Data records
***
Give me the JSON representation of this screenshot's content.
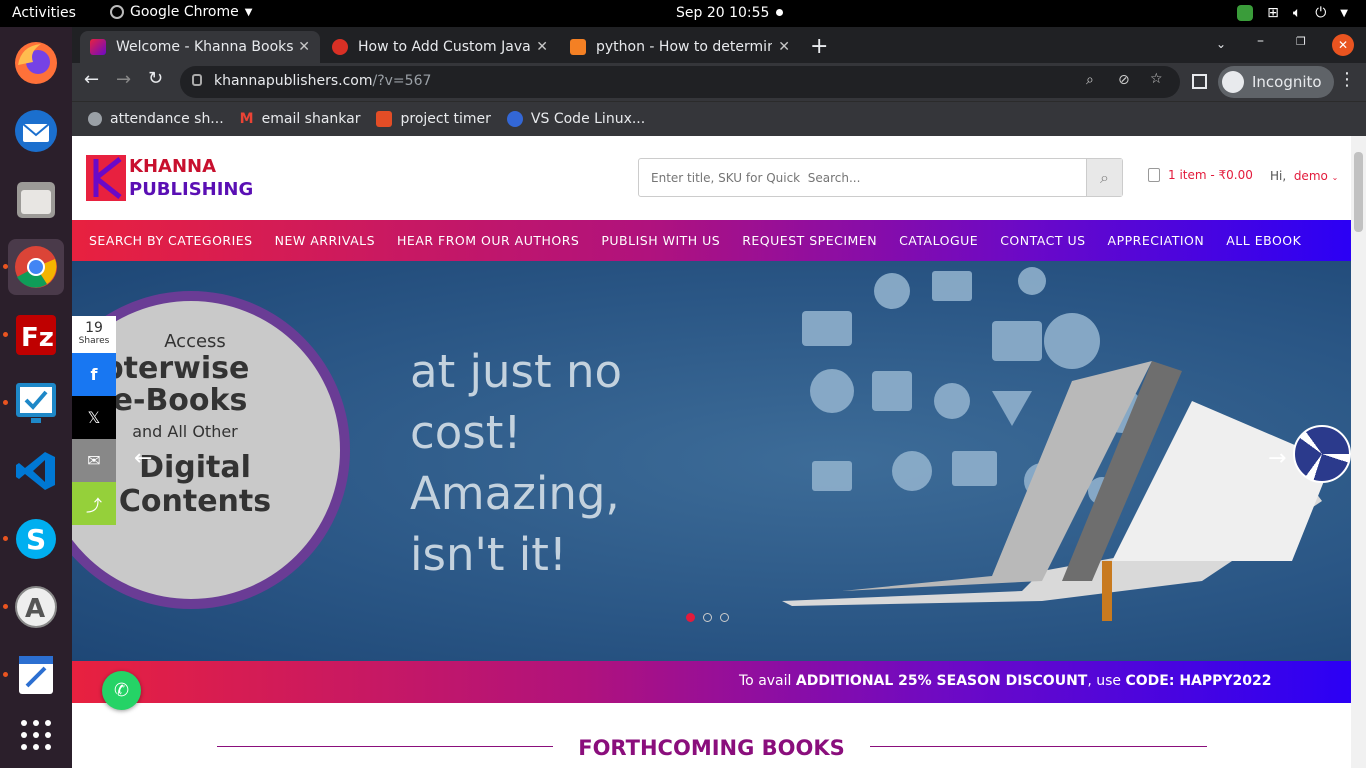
{
  "topbar": {
    "activities": "Activities",
    "app_name": "Google Chrome",
    "clock": "Sep 20  10:55"
  },
  "dock": {
    "apps": [
      "firefox-icon",
      "thunderbird-icon",
      "files-icon",
      "chrome-icon",
      "filezilla-icon",
      "monitor-icon",
      "vscode-icon",
      "skype-icon",
      "software-icon",
      "text-editor-icon",
      "app-grid-icon"
    ]
  },
  "tabs": [
    {
      "title": "Welcome - Khanna Books",
      "active": true
    },
    {
      "title": "How to Add Custom Java",
      "active": false
    },
    {
      "title": "python - How to determin",
      "active": false
    }
  ],
  "address_bar": {
    "url_host": "khannapublishers.com",
    "url_rest": "/?v=567",
    "profile": "Incognito"
  },
  "bookmarks": [
    {
      "label": "attendance sh..."
    },
    {
      "label": "email shankar"
    },
    {
      "label": "project timer"
    },
    {
      "label": "VS Code Linux..."
    }
  ],
  "site": {
    "logo_line1": "KHANNA",
    "logo_line2": "PUBLISHING",
    "search_placeholder": "Enter title, SKU for Quick  Search...",
    "cart_text": "1 item - ₹0.00",
    "greeting": "Hi,",
    "username": "demo",
    "nav": [
      "SEARCH BY CATEGORIES",
      "NEW ARRIVALS",
      "HEAR FROM OUR AUTHORS",
      "PUBLISH WITH US",
      "REQUEST SPECIMEN",
      "CATALOGUE",
      "CONTACT US",
      "APPRECIATION",
      "ALL EBOOK"
    ],
    "hero": {
      "circle_line1": "Access",
      "circle_line2": "hapterwise",
      "circle_line3": "e-Books",
      "circle_line4": "and All Other",
      "circle_line5": "Digital",
      "circle_line6": "Contents",
      "tagline_line1": "at just no",
      "tagline_line2": "cost!",
      "tagline_line3": "Amazing,",
      "tagline_line4": "isn't it!",
      "slide_count": 3,
      "active_slide": 1
    },
    "share": {
      "count": "19",
      "label": "Shares"
    },
    "promo": {
      "prefix": "To avail ",
      "bold1": "ADDITIONAL 25% SEASON DISCOUNT",
      "middle": ", use ",
      "bold2": "CODE: HAPPY2022"
    },
    "section_title": "FORTHCOMING BOOKS"
  }
}
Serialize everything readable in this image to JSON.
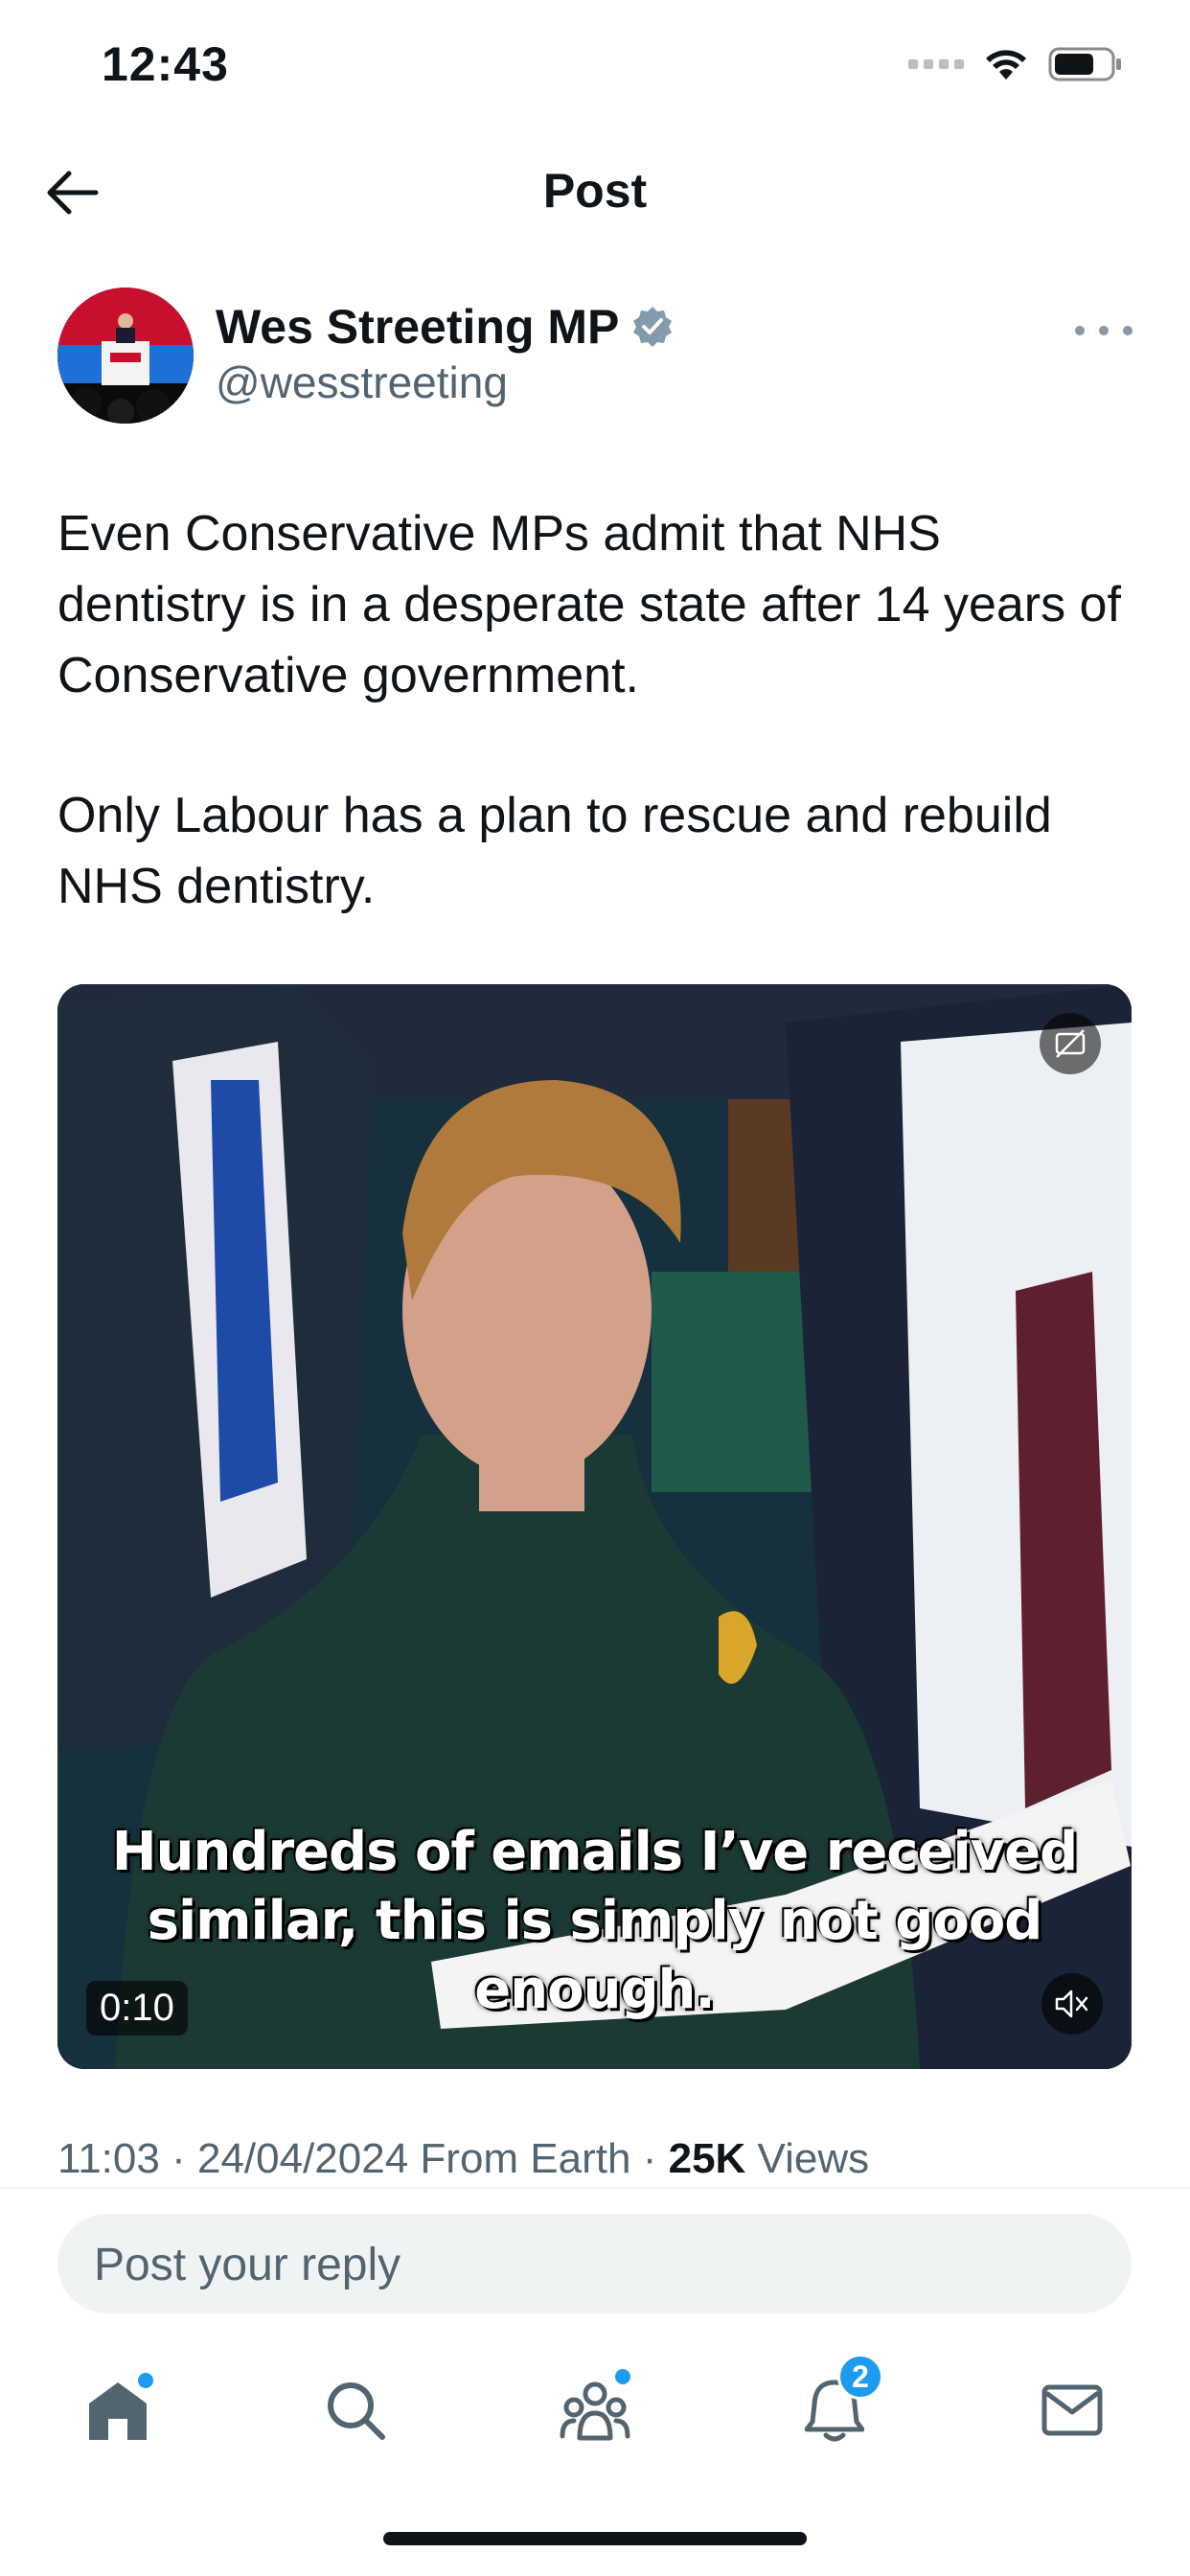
{
  "status_bar": {
    "time": "12:43",
    "icons": [
      "signal-icon",
      "wifi-icon",
      "battery-icon"
    ]
  },
  "header": {
    "title": "Post",
    "back_icon": "arrow-left-icon"
  },
  "author": {
    "name": "Wes Streeting MP",
    "handle": "@wesstreeting",
    "verified": true,
    "verified_color": "#829AAB"
  },
  "post": {
    "paragraphs": [
      "Even Conservative MPs admit that NHS dentistry is in a desperate state after 14 years of Conservative government.",
      "Only Labour has a plan to rescue and rebuild NHS dentistry."
    ]
  },
  "video": {
    "subtitle_line1": "Hundreds of emails I’ve received",
    "subtitle_line2": "similar, this is simply not good enough.",
    "duration": "0:10",
    "muted": true
  },
  "meta": {
    "time": "11:03",
    "separator": "·",
    "date": "24/04/2024",
    "source": "From Earth",
    "views_count": "25K",
    "views_label": "Views"
  },
  "reply": {
    "placeholder": "Post your reply"
  },
  "tab_bar": {
    "tabs": [
      "home-icon",
      "search-icon",
      "communities-icon",
      "notifications-icon",
      "messages-icon"
    ],
    "notifications_badge": "2",
    "accent": "#1D9BF0"
  }
}
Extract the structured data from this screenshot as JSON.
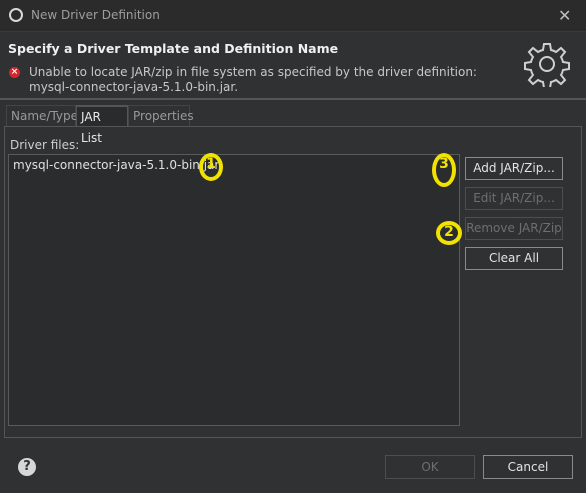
{
  "window": {
    "title": "New Driver Definition",
    "close_glyph": "✕"
  },
  "header": {
    "heading": "Specify a Driver Template and Definition Name",
    "error_message": "Unable to locate JAR/zip in file system as specified by the driver definition: mysql-connector-java-5.1.0-bin.jar.",
    "error_icon": "error-icon",
    "banner_icon": "gear-icon"
  },
  "tabs": [
    {
      "label": "Name/Type",
      "active": false
    },
    {
      "label": "JAR List",
      "active": true
    },
    {
      "label": "Properties",
      "active": false
    }
  ],
  "jar_list": {
    "label": "Driver files:",
    "files": [
      "mysql-connector-java-5.1.0-bin.jar"
    ]
  },
  "buttons": {
    "add": "Add JAR/Zip...",
    "edit": "Edit JAR/Zip...",
    "remove": "Remove JAR/Zip",
    "clear": "Clear All"
  },
  "annotations": [
    "1",
    "2",
    "3"
  ],
  "footer": {
    "help": "?",
    "ok": "OK",
    "cancel": "Cancel"
  },
  "colors": {
    "accent_tab": "#e9c200",
    "annotation": "#f2e200",
    "error": "#d4262d"
  }
}
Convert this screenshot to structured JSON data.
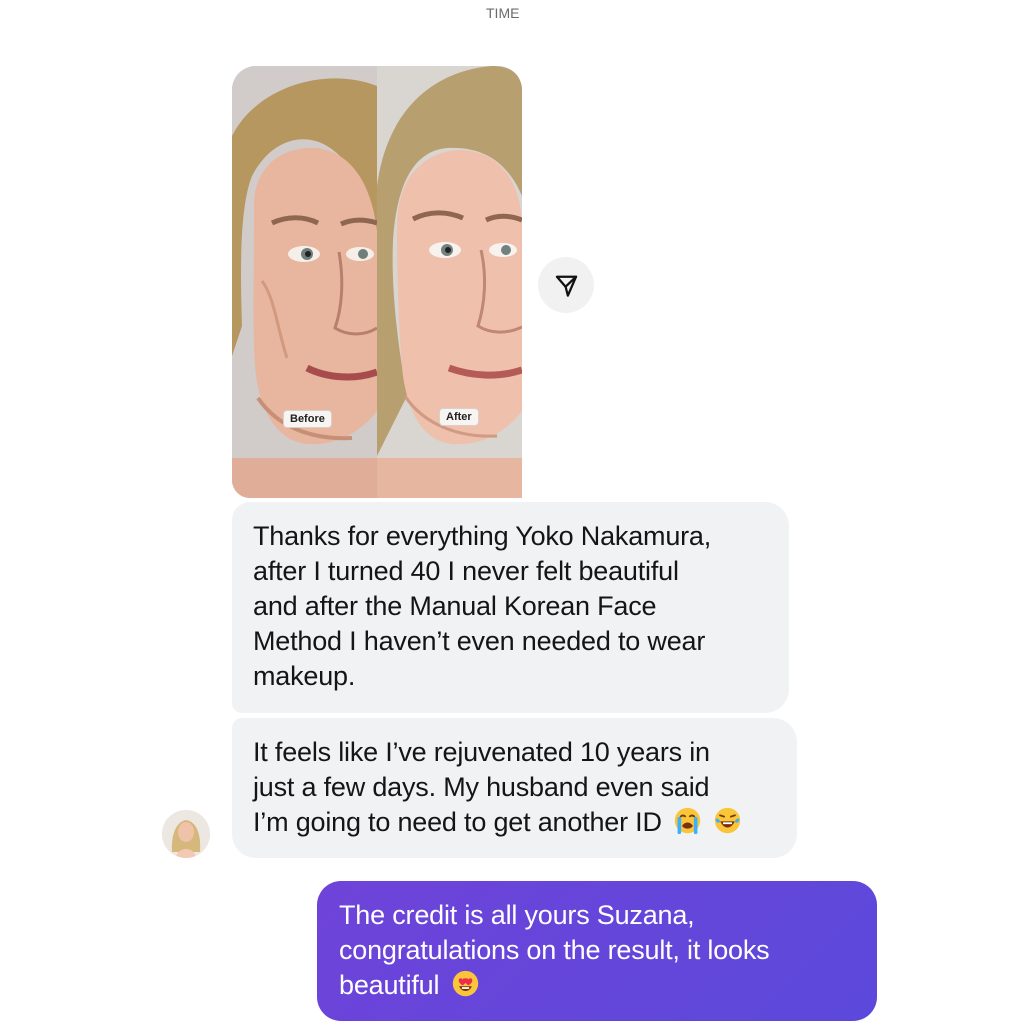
***
TASK INSTRUCTIONS
Word for word, quote the full listing, omitting every picture.

TASK ANSWER
Give me the JSON representation of this screenshot's content.
{
  "topbar": {
    "activities": "Activities",
    "app_name": "Google Chrome",
    "clock": "Sep 20  10:55"
  },
  "dock": {
    "apps": [
      "firefox-icon",
      "thunderbird-icon",
      "files-icon",
      "chrome-icon",
      "filezilla-icon",
      "monitor-icon",
      "vscode-icon",
      "skype-icon",
      "software-icon",
      "text-editor-icon",
      "app-grid-icon"
    ]
  },
  "tabs": [
    {
      "title": "Welcome - Khanna Books",
      "active": true
    },
    {
      "title": "How to Add Custom Java",
      "active": false
    },
    {
      "title": "python - How to determin",
      "active": false
    }
  ],
  "address_bar": {
    "url_host": "khannapublishers.com",
    "url_rest": "/?v=567",
    "profile": "Incognito"
  },
  "bookmarks": [
    {
      "label": "attendance sh..."
    },
    {
      "label": "email shankar"
    },
    {
      "label": "project timer"
    },
    {
      "label": "VS Code Linux..."
    }
  ],
  "site": {
    "logo_line1": "KHANNA",
    "logo_line2": "PUBLISHING",
    "search_placeholder": "Enter title, SKU for Quick  Search...",
    "cart_text": "1 item - ₹0.00",
    "greeting": "Hi,",
    "username": "demo",
    "nav": [
      "SEARCH BY CATEGORIES",
      "NEW ARRIVALS",
      "HEAR FROM OUR AUTHORS",
      "PUBLISH WITH US",
      "REQUEST SPECIMEN",
      "CATALOGUE",
      "CONTACT US",
      "APPRECIATION",
      "ALL EBOOK"
    ],
    "hero": {
      "circle_line1": "Access",
      "circle_line2": "hapterwise",
      "circle_line3": "e-Books",
      "circle_line4": "and All Other",
      "circle_line5": "Digital",
      "circle_line6": "Contents",
      "tagline_line1": "at just no",
      "tagline_line2": "cost!",
      "tagline_line3": "Amazing,",
      "tagline_line4": "isn't it!",
      "slide_count": 3,
      "active_slide": 1
    },
    "share": {
      "count": "19",
      "label": "Shares"
    },
    "promo": {
      "prefix": "To avail ",
      "bold1": "ADDITIONAL 25% SEASON DISCOUNT",
      "middle": ", use ",
      "bold2": "CODE: HAPPY2022"
    },
    "section_title": "FORTHCOMING BOOKS"
  }
}
Serialize everything readable in this image to JSON.
{
  "status_bar": {
    "time": "12:43",
    "icons": [
      "signal-icon",
      "wifi-icon",
      "battery-icon"
    ]
  },
  "header": {
    "title": "Post",
    "back_icon": "arrow-left-icon"
  },
  "author": {
    "name": "Wes Streeting MP",
    "handle": "@wesstreeting",
    "verified": true,
    "verified_color": "#829AAB"
  },
  "post": {
    "paragraphs": [
      "Even Conservative MPs admit that NHS dentistry is in a desperate state after 14 years of Conservative government.",
      "Only Labour has a plan to rescue and rebuild NHS dentistry."
    ]
  },
  "video": {
    "subtitle_line1": "Hundreds of emails I’ve received",
    "subtitle_line2": "similar, this is simply not good enough.",
    "duration": "0:10",
    "muted": true
  },
  "meta": {
    "time": "11:03",
    "separator": "·",
    "date": "24/04/2024",
    "source": "From Earth",
    "views_count": "25K",
    "views_label": "Views"
  },
  "reply": {
    "placeholder": "Post your reply"
  },
  "tab_bar": {
    "tabs": [
      "home-icon",
      "search-icon",
      "communities-icon",
      "notifications-icon",
      "messages-icon"
    ],
    "notifications_badge": "2",
    "accent": "#1D9BF0"
  }
}
Extract the structured data from this screenshot as JSON.
{
  "window": {
    "title": "New Driver Definition",
    "close_glyph": "✕"
  },
  "header": {
    "heading": "Specify a Driver Template and Definition Name",
    "error_message": "Unable to locate JAR/zip in file system as specified by the driver definition: mysql-connector-java-5.1.0-bin.jar.",
    "error_icon": "error-icon",
    "banner_icon": "gear-icon"
  },
  "tabs": [
    {
      "label": "Name/Type",
      "active": false
    },
    {
      "label": "JAR List",
      "active": true
    },
    {
      "label": "Properties",
      "active": false
    }
  ],
  "jar_list": {
    "label": "Driver files:",
    "files": [
      "mysql-connector-java-5.1.0-bin.jar"
    ]
  },
  "buttons": {
    "add": "Add JAR/Zip...",
    "edit": "Edit JAR/Zip...",
    "remove": "Remove JAR/Zip",
    "clear": "Clear All"
  },
  "annotations": [
    "1",
    "2",
    "3"
  ],
  "footer": {
    "help": "?",
    "ok": "OK",
    "cancel": "Cancel"
  },
  "colors": {
    "accent_tab": "#e9c200",
    "annotation": "#f2e200",
    "error": "#d4262d"
  }
}
Convert this screenshot to structured JSON data.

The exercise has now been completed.